*RECORD EXCERPTS*.
####################

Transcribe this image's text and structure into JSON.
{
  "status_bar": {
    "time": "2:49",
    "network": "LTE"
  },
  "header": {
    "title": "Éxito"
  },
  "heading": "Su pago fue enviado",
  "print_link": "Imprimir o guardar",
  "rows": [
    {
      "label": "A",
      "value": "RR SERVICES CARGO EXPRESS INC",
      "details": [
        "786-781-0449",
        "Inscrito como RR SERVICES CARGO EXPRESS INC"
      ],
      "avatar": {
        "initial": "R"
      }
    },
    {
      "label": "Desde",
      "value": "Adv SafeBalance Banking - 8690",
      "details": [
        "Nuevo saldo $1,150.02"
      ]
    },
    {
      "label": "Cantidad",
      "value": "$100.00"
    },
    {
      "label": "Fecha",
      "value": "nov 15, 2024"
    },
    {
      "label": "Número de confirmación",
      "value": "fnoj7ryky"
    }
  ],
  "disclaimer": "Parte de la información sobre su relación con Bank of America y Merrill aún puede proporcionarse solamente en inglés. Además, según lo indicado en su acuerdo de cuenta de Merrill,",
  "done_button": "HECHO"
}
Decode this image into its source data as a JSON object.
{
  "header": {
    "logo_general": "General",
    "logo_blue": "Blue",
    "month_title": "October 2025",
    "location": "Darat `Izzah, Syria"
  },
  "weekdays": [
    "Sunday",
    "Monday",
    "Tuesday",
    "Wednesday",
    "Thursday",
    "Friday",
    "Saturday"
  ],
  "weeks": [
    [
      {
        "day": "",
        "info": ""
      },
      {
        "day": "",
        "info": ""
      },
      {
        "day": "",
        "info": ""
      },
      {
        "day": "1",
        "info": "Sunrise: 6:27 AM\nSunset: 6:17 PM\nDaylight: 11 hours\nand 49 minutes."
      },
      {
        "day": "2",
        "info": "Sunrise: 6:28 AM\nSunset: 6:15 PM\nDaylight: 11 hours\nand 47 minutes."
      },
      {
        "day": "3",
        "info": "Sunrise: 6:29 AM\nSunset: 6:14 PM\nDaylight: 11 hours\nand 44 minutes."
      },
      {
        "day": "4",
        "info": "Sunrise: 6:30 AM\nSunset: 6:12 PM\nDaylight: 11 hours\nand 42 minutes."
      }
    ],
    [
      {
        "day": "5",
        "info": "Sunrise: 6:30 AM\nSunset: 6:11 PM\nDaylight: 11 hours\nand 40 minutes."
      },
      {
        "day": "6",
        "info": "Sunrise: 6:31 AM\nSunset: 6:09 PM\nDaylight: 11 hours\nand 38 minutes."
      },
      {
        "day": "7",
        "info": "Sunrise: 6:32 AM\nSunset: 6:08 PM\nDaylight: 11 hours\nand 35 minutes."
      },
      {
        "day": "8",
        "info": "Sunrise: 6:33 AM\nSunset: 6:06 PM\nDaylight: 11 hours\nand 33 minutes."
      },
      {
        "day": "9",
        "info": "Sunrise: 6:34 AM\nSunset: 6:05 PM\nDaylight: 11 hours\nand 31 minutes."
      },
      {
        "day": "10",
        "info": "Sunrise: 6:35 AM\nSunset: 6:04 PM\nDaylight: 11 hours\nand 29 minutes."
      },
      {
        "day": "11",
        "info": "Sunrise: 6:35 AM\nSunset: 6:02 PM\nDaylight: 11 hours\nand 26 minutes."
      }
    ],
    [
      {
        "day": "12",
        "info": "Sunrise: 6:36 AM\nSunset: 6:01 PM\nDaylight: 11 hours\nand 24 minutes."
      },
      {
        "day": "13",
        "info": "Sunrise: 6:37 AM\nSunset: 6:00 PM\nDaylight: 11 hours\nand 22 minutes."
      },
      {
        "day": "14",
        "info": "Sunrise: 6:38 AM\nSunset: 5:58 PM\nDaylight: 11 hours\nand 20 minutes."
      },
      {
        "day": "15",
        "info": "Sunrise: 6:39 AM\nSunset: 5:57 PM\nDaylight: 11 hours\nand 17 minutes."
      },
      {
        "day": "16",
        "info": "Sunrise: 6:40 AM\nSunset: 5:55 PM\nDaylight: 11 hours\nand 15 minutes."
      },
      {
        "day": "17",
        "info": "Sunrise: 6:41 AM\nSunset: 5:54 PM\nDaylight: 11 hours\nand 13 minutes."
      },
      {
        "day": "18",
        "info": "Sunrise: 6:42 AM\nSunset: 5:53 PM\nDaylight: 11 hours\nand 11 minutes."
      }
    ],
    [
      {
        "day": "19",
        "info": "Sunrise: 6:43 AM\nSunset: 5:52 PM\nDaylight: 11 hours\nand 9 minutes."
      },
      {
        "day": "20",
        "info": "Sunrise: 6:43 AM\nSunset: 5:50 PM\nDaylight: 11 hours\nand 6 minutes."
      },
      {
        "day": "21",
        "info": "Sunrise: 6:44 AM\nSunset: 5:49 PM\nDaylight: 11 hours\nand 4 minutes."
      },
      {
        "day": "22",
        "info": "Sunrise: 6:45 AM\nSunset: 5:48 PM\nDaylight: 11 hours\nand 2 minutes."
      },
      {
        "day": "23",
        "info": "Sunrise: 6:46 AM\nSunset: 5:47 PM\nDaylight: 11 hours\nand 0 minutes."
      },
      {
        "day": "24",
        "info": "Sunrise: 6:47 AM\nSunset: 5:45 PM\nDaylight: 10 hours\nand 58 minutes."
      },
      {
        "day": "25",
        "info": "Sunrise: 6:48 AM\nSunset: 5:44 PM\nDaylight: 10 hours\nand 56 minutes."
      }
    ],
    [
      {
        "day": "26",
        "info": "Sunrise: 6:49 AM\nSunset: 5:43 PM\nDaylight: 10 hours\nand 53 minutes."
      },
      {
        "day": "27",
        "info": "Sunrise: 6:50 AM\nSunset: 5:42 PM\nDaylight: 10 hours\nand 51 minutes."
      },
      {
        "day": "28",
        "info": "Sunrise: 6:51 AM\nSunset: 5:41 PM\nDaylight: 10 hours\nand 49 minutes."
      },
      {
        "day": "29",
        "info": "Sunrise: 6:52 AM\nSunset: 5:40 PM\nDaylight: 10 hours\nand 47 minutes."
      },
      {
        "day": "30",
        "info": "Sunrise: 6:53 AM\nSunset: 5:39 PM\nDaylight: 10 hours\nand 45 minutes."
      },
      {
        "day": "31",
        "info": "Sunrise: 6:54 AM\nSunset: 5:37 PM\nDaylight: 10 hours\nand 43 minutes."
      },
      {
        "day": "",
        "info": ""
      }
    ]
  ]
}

####################

*SET EXERCISE*.
Review the material and copy each line in which the word "CARGO" appears.

*EXPECTED ANSWER*.
      "value": "RR SERVICES CARGO EXPRESS INC",
        "Inscrito como RR SERVICES CARGO EXPRESS INC"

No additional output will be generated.